- **TASK**
Each line of the entries that mentions the string "auch" needs to be reported.

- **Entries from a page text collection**
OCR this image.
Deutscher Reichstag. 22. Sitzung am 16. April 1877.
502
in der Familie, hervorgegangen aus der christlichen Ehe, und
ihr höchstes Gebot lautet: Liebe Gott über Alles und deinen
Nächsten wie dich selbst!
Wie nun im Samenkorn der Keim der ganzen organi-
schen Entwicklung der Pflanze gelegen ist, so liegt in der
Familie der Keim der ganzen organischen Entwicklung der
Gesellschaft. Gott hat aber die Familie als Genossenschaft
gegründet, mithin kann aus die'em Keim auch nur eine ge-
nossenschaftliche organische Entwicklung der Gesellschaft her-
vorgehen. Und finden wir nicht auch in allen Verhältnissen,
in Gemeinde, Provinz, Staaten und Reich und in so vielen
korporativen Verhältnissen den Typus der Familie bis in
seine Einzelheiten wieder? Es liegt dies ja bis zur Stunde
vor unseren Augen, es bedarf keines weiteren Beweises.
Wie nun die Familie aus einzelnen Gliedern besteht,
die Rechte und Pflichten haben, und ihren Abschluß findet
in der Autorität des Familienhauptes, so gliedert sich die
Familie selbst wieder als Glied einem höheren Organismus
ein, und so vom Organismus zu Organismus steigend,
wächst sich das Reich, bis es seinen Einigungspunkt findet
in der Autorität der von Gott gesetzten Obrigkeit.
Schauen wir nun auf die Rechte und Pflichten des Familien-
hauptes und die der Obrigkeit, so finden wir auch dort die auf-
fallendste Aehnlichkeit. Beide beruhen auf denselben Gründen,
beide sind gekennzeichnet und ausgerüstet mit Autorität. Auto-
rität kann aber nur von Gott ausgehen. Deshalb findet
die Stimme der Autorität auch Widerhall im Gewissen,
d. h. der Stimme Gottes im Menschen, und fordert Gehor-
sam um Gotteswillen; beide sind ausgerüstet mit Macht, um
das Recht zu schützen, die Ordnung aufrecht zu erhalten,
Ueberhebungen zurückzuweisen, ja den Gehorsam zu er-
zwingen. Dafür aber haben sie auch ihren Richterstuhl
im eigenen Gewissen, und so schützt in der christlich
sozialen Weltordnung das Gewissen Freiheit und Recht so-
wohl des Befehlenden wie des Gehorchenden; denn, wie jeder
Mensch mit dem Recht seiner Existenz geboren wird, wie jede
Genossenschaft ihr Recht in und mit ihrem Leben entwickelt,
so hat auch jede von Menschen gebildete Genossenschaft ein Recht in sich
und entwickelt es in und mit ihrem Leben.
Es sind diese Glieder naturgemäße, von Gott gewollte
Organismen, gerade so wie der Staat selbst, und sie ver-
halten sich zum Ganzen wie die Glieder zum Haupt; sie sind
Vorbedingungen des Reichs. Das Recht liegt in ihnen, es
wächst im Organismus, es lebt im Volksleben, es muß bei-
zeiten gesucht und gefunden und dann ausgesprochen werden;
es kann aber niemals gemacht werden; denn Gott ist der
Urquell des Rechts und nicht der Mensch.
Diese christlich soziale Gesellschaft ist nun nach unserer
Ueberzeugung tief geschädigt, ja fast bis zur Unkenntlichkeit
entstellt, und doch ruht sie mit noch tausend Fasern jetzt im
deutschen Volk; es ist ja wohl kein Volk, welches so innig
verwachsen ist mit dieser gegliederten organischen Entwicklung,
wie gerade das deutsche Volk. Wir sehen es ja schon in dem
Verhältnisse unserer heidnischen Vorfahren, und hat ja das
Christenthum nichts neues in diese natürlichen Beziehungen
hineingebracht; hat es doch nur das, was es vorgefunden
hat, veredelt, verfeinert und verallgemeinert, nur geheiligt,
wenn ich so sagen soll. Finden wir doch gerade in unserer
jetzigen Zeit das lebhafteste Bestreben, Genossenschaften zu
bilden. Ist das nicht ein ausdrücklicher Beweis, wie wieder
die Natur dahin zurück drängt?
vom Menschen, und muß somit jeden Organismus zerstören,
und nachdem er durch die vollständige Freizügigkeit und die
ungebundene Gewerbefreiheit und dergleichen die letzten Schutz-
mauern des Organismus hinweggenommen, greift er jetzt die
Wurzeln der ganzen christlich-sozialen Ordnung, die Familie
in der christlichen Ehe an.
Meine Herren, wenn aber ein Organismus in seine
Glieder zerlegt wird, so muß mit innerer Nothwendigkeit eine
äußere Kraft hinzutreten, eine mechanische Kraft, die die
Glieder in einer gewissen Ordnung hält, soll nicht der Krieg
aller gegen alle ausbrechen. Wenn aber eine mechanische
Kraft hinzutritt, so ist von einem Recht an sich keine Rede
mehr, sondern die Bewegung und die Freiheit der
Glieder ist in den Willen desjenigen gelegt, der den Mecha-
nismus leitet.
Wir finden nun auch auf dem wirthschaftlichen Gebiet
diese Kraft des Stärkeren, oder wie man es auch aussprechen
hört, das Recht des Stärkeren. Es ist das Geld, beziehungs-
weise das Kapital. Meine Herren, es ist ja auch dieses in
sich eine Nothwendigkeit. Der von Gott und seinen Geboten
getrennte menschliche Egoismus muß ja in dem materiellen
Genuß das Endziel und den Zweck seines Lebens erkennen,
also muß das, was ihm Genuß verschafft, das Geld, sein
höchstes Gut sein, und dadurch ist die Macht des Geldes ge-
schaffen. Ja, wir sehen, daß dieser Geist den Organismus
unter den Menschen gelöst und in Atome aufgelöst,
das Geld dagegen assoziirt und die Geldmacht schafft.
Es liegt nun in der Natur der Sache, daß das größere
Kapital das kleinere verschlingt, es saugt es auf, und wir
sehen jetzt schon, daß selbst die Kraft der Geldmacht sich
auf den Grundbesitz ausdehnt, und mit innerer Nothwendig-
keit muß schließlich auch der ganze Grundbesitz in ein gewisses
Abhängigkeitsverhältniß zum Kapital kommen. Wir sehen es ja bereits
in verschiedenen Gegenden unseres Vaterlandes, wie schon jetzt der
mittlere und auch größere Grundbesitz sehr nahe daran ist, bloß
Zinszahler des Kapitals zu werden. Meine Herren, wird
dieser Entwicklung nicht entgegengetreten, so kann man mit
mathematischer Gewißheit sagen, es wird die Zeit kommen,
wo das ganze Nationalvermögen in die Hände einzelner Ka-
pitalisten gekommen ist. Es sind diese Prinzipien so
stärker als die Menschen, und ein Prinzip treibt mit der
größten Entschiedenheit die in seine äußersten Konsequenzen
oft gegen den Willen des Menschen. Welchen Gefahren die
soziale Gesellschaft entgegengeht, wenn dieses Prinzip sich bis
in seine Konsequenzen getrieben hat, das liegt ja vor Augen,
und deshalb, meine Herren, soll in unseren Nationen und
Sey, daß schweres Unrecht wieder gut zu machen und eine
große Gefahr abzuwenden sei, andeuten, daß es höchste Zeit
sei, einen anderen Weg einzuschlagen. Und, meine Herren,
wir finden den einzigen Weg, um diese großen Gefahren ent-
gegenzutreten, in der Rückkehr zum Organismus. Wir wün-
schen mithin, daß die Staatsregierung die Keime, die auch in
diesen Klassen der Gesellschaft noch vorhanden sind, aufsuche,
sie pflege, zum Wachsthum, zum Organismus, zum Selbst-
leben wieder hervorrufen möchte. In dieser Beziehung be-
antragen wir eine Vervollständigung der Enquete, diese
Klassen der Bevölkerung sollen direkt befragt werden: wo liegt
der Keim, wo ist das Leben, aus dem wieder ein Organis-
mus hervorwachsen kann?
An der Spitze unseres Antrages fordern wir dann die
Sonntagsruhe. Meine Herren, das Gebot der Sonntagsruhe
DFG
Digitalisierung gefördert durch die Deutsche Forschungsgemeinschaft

- **SOLUTION**
gegründet, mithin kann aus die'em Keim auch nur eine ge-
vorgehen. Und finden wir nicht auch in allen Verhältnissen,
hauptes und die der Obrigkeit, so finden wir auch dort die auf-
die Stimme der Autorität auch Widerhall im Gewissen,
zwingen. Dafür aber haben sie auch ihren Richterstuhl
so hat auch jede von Menschen gebildete Genossenschaft ein Recht in sich
Wir finden nun auch auf dem wirthschaftlichen Gebiet
diese Kraft des Stärkeren, oder wie man es auch aussprechen
weise das Kapital. Meine Herren, es ist ja auch dieses in
keit muß schließlich auch der ganze Grundbesitz in ein gewisses
mittlere und auch größere Grundbesitz sehr nahe daran ist, bloß
schen mithin, daß die Staatsregierung die Keime, die auch in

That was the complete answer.